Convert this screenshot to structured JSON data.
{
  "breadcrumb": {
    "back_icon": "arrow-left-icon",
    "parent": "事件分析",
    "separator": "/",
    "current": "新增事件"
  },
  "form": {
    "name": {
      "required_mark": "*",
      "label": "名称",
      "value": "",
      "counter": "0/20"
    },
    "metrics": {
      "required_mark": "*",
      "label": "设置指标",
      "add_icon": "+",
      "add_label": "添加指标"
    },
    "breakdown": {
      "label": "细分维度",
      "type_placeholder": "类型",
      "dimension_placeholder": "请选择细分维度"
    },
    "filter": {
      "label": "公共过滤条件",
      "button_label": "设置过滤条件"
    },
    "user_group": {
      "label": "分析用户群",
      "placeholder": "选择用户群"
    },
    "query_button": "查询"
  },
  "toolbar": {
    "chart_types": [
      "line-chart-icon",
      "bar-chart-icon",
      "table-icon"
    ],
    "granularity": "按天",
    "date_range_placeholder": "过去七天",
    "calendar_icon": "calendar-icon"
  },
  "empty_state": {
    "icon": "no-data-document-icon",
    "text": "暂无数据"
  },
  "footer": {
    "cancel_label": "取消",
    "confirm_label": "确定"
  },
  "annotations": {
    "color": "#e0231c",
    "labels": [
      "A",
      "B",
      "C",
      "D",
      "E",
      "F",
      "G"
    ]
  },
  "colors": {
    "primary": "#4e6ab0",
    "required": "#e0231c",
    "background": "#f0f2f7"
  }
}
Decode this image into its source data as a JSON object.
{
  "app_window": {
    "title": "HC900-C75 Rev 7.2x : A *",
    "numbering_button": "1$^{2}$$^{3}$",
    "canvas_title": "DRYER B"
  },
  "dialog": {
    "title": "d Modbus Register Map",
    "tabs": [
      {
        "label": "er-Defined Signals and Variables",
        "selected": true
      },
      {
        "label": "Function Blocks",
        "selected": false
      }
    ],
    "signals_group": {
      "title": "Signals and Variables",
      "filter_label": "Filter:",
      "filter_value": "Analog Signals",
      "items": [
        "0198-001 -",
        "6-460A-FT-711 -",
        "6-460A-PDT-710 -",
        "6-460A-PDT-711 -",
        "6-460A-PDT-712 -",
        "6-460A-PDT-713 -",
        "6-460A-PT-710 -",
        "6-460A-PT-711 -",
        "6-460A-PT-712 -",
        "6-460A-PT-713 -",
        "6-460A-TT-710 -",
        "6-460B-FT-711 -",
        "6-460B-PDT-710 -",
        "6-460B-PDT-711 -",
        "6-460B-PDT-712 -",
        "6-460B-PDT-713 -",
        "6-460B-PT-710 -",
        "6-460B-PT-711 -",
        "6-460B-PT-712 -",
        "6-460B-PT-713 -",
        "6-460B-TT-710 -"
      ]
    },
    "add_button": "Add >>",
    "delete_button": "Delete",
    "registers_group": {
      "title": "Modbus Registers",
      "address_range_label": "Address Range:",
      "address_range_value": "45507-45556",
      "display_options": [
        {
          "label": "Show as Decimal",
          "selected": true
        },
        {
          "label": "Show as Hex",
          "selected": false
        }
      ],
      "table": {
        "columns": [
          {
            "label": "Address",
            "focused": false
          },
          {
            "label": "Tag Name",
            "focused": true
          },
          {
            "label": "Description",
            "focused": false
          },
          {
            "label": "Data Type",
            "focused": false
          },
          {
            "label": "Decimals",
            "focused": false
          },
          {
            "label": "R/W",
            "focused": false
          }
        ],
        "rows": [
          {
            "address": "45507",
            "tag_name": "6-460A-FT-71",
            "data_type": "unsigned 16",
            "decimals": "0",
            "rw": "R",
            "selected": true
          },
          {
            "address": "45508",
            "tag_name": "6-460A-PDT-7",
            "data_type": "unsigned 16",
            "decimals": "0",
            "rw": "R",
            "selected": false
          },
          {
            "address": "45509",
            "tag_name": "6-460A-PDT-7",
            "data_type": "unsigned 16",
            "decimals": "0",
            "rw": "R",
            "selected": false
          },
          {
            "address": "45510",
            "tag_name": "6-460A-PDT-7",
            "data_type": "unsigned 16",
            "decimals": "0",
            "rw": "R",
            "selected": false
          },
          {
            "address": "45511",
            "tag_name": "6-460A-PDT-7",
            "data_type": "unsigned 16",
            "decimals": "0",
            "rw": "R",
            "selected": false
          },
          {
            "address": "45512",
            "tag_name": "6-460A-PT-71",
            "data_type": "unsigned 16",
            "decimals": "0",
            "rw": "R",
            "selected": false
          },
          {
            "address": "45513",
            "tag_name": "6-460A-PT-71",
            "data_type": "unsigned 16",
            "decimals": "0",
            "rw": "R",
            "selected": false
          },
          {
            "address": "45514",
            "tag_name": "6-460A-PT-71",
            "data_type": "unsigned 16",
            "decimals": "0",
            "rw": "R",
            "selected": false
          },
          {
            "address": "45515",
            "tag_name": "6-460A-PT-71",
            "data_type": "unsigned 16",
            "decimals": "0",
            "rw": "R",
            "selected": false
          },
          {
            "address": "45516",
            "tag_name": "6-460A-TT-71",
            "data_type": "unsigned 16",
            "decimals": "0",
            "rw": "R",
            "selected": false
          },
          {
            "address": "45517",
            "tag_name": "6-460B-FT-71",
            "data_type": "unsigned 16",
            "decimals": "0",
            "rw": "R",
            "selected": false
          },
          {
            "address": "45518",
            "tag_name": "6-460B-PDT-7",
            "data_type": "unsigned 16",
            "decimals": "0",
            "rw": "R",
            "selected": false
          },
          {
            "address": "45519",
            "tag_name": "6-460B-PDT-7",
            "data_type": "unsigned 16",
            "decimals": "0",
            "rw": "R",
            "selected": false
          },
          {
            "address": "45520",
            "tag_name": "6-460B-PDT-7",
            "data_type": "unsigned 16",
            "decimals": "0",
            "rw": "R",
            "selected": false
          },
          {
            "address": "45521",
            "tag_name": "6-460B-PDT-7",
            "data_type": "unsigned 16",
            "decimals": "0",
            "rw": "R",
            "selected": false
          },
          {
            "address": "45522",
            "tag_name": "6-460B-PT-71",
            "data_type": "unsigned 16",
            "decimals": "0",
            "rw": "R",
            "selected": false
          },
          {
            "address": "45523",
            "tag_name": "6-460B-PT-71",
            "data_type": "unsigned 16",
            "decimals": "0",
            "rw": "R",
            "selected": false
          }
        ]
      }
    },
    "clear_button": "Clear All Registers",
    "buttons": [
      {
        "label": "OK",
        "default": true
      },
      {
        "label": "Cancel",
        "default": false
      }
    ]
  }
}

· · · · · · ·

Copy each line that holds the word "JSON".

Convert this screenshot to structured JSON data.
Decode this image into its source data as a JSON object.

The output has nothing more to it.